INSTRUCTIONS FOR THE TASK - Tally every line of the listing where the string "subtitle" is found, and state the total alone.

WORKING DATA -
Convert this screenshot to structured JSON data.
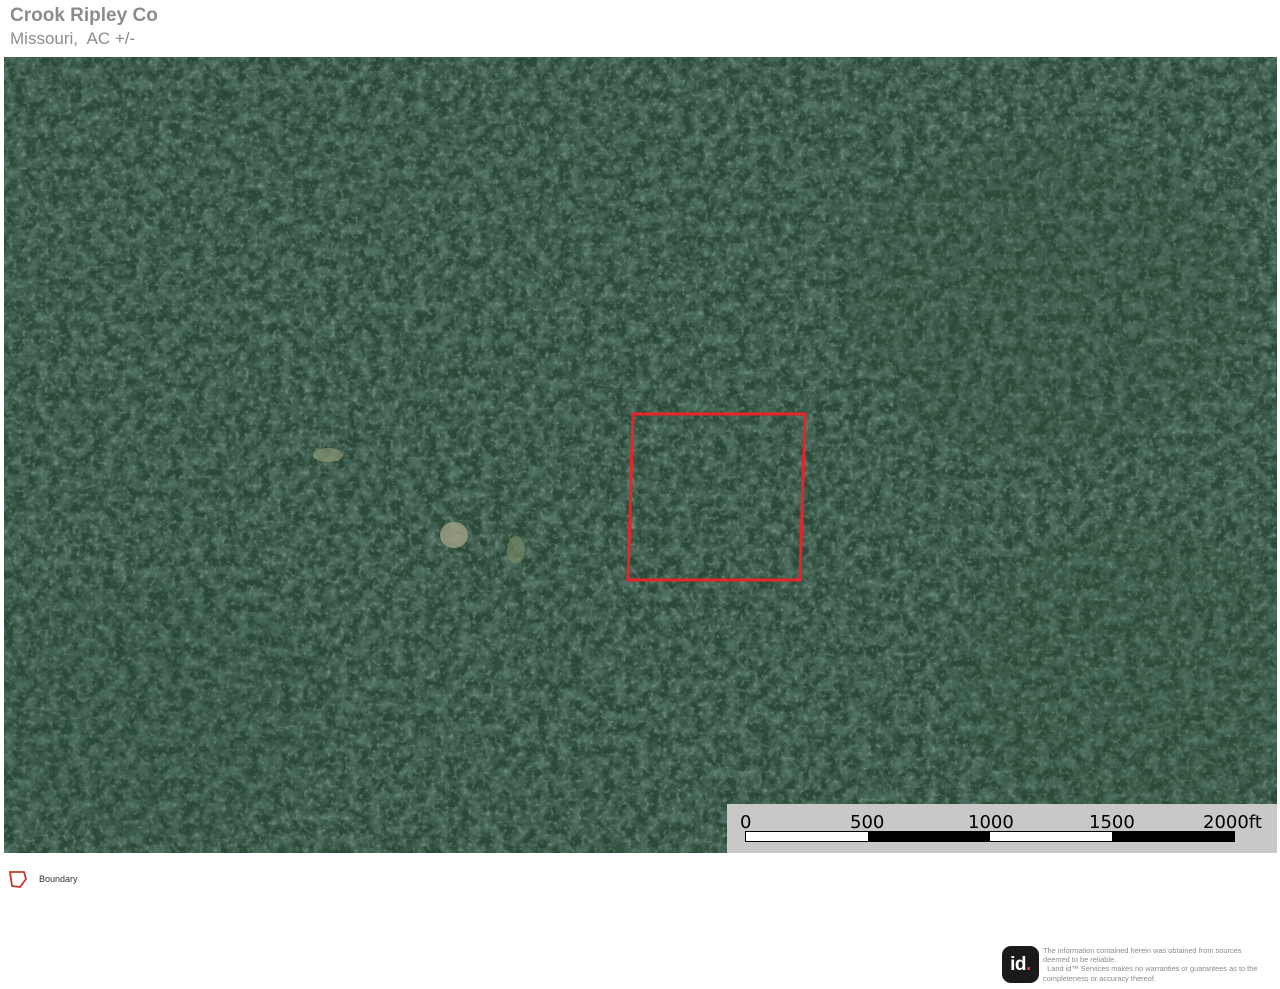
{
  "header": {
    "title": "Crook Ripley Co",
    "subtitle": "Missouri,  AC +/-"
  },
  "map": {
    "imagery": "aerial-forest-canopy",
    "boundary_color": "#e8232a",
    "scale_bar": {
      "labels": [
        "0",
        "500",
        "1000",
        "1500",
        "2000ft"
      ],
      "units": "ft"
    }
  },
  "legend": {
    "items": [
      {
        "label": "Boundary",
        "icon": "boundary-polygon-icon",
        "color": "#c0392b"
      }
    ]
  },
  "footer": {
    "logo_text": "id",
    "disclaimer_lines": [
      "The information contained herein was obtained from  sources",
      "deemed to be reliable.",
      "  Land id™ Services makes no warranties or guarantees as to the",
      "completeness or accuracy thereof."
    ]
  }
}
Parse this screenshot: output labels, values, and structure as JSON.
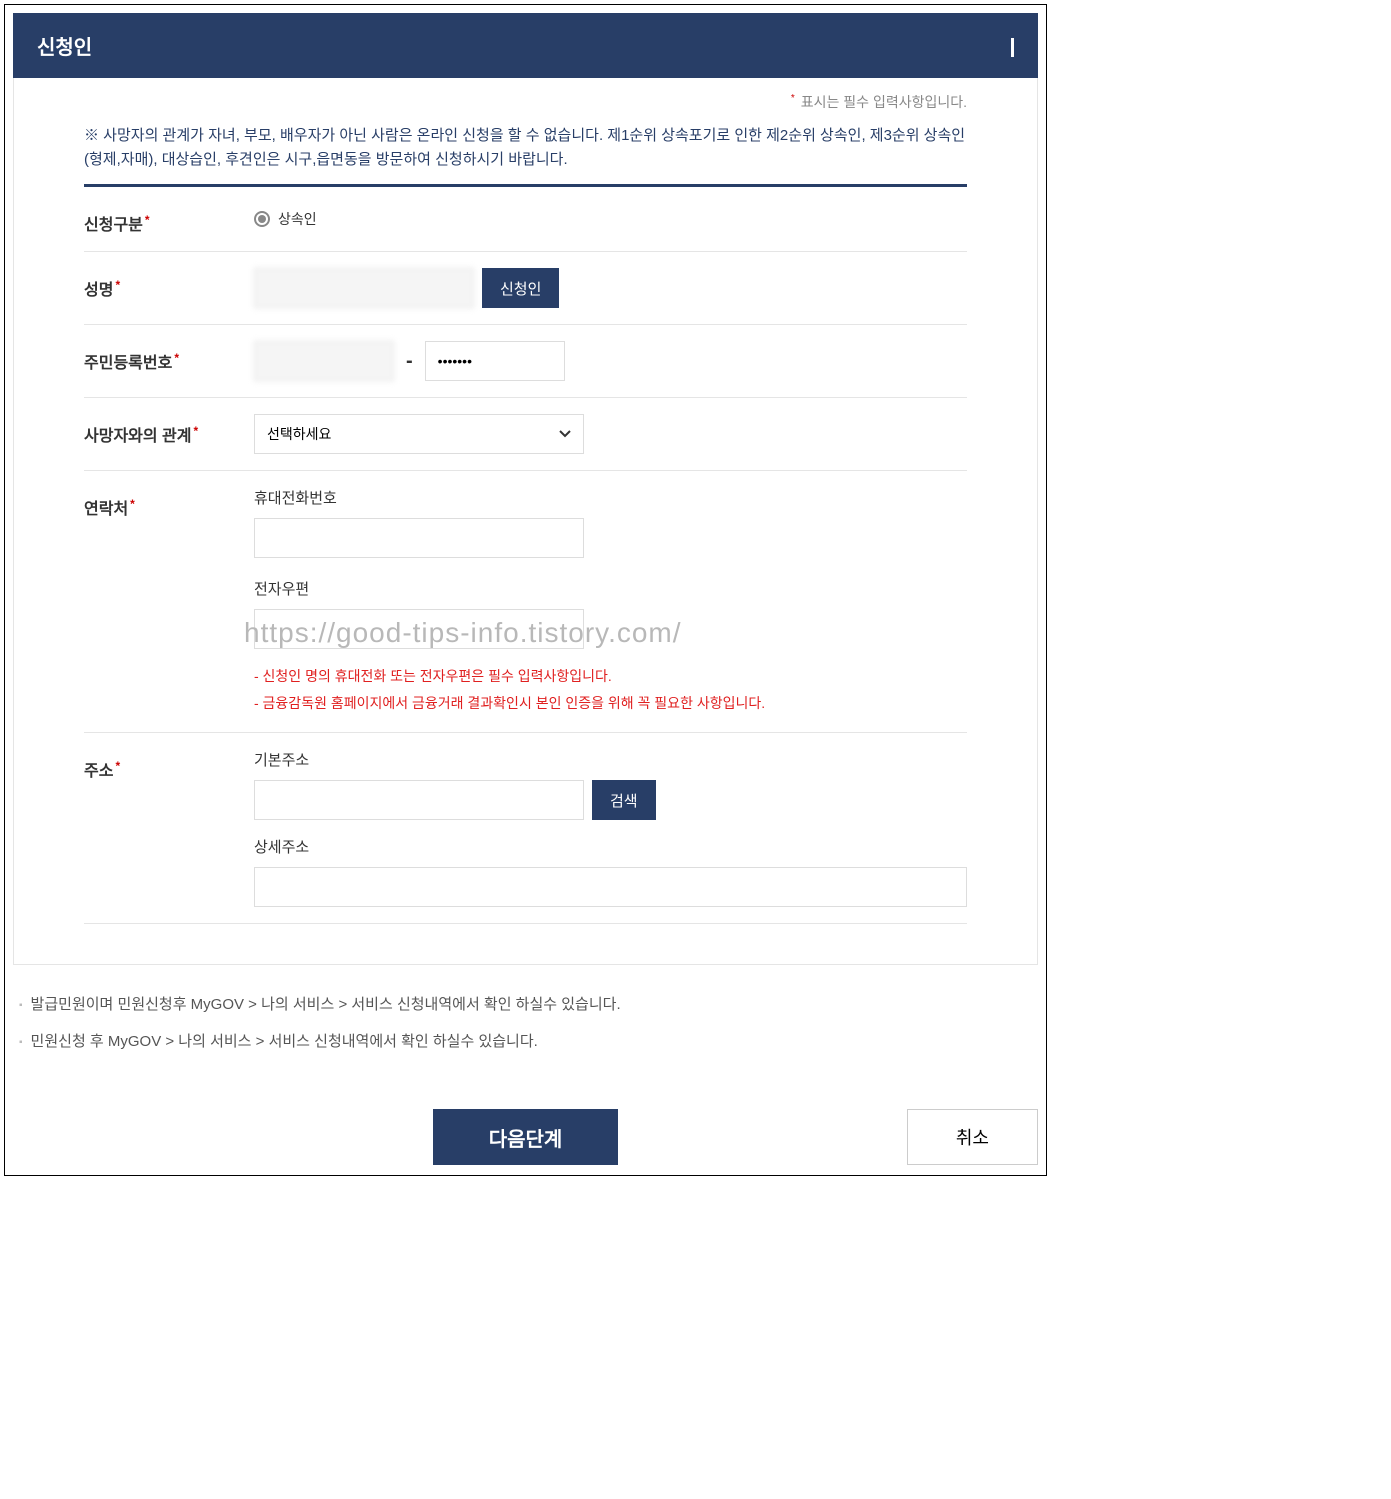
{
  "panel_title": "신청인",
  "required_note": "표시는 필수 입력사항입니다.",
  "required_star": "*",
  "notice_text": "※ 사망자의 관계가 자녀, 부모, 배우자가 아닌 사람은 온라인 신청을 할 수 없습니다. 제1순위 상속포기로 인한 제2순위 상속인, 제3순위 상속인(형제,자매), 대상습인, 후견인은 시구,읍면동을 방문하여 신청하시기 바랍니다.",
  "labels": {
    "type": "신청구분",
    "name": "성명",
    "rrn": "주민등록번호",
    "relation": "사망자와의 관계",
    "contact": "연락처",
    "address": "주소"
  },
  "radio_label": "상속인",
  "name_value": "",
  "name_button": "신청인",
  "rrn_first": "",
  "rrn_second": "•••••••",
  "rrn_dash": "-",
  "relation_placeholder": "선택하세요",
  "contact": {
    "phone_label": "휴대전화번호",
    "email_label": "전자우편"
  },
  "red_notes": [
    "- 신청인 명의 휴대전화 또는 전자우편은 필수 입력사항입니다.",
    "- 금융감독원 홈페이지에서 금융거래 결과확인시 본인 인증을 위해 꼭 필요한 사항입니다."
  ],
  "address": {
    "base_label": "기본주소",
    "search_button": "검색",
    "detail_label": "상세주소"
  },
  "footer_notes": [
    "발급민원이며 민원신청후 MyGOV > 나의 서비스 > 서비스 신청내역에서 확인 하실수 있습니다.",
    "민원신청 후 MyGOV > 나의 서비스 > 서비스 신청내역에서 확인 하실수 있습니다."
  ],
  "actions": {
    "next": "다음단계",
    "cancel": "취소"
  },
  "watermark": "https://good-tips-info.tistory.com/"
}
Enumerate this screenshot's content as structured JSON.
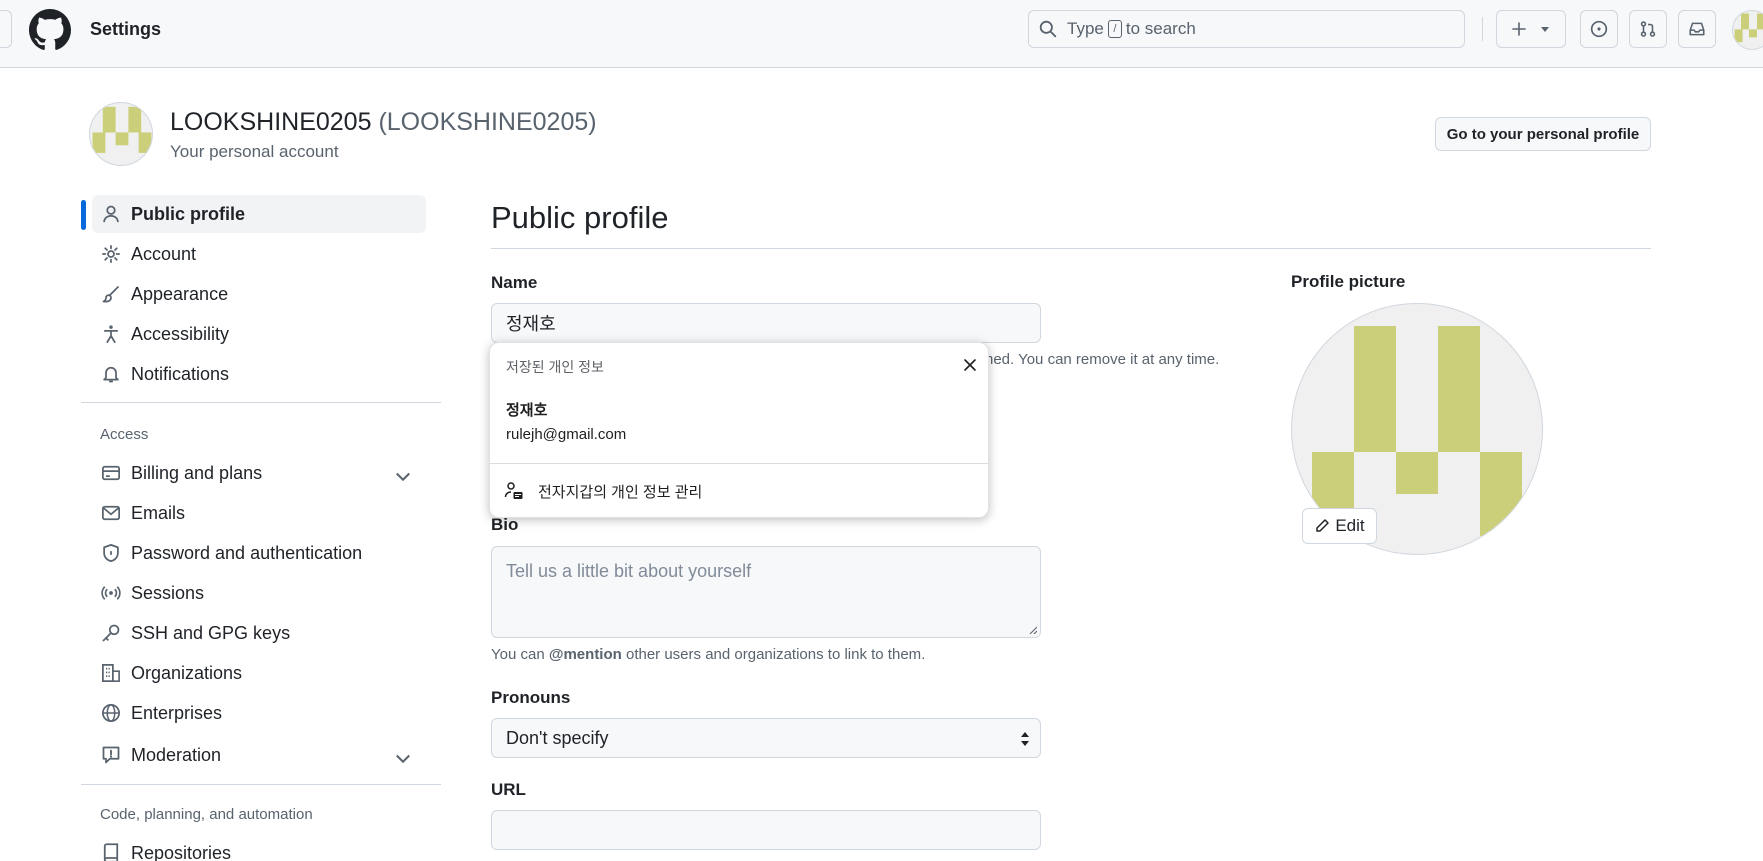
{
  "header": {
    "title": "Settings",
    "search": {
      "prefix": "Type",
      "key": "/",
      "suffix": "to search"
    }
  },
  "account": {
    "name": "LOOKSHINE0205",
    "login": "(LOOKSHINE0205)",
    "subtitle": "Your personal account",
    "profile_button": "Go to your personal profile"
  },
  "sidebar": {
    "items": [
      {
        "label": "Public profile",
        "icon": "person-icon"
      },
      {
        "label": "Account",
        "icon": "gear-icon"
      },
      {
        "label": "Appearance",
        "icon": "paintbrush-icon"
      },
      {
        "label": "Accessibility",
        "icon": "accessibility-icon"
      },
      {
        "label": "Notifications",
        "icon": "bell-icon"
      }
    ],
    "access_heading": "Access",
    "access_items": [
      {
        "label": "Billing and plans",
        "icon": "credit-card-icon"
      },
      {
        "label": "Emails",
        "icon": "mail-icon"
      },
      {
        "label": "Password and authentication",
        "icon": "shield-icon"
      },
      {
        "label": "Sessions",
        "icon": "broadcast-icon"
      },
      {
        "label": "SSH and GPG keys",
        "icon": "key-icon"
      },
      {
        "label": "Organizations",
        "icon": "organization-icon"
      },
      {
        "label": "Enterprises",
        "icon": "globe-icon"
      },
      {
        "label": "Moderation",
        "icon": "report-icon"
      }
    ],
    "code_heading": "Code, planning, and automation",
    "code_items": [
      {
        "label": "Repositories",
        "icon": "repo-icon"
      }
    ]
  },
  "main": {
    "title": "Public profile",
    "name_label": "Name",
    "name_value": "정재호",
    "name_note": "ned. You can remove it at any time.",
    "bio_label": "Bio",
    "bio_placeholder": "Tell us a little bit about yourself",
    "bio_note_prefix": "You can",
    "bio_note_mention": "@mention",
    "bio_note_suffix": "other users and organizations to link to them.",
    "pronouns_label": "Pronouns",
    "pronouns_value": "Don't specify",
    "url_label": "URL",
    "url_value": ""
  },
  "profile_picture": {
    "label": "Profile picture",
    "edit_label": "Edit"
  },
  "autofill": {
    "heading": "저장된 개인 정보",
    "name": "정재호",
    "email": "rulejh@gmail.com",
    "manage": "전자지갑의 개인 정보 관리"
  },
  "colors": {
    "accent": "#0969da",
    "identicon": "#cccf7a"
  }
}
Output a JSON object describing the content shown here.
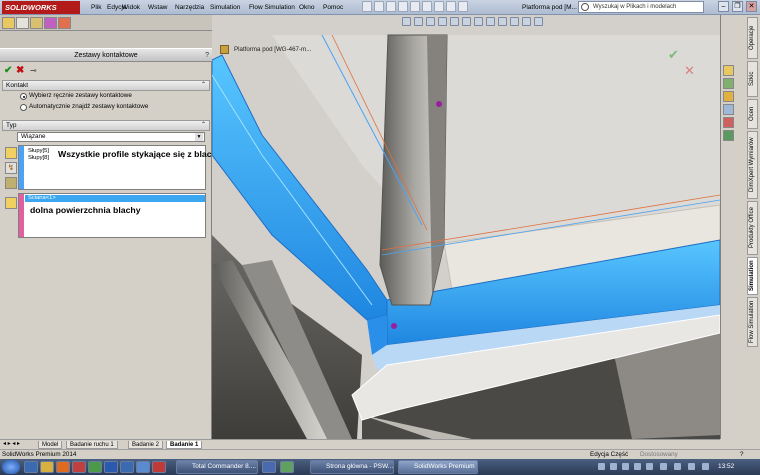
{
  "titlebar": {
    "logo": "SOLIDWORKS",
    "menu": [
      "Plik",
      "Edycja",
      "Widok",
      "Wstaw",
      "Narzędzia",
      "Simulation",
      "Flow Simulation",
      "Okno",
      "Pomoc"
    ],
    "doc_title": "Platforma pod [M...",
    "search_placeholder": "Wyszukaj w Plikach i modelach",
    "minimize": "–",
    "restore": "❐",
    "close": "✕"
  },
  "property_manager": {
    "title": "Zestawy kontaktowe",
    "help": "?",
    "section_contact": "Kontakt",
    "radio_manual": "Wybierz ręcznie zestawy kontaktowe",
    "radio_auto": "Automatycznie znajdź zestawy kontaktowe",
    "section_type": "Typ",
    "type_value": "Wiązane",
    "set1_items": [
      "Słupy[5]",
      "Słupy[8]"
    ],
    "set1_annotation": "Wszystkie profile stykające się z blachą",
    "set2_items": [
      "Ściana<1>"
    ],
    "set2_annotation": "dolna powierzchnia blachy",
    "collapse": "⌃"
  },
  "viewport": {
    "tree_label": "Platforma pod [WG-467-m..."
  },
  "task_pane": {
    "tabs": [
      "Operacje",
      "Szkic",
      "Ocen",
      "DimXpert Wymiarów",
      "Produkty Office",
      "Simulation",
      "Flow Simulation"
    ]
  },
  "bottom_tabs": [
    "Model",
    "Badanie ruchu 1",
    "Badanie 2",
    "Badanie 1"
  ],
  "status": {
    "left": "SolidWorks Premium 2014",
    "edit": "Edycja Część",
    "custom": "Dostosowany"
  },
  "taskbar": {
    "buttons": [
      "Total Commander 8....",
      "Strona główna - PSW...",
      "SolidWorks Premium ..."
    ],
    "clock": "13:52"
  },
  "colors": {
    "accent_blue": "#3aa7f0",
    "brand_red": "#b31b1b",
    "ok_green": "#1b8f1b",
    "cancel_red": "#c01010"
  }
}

FINAL RESULT - 2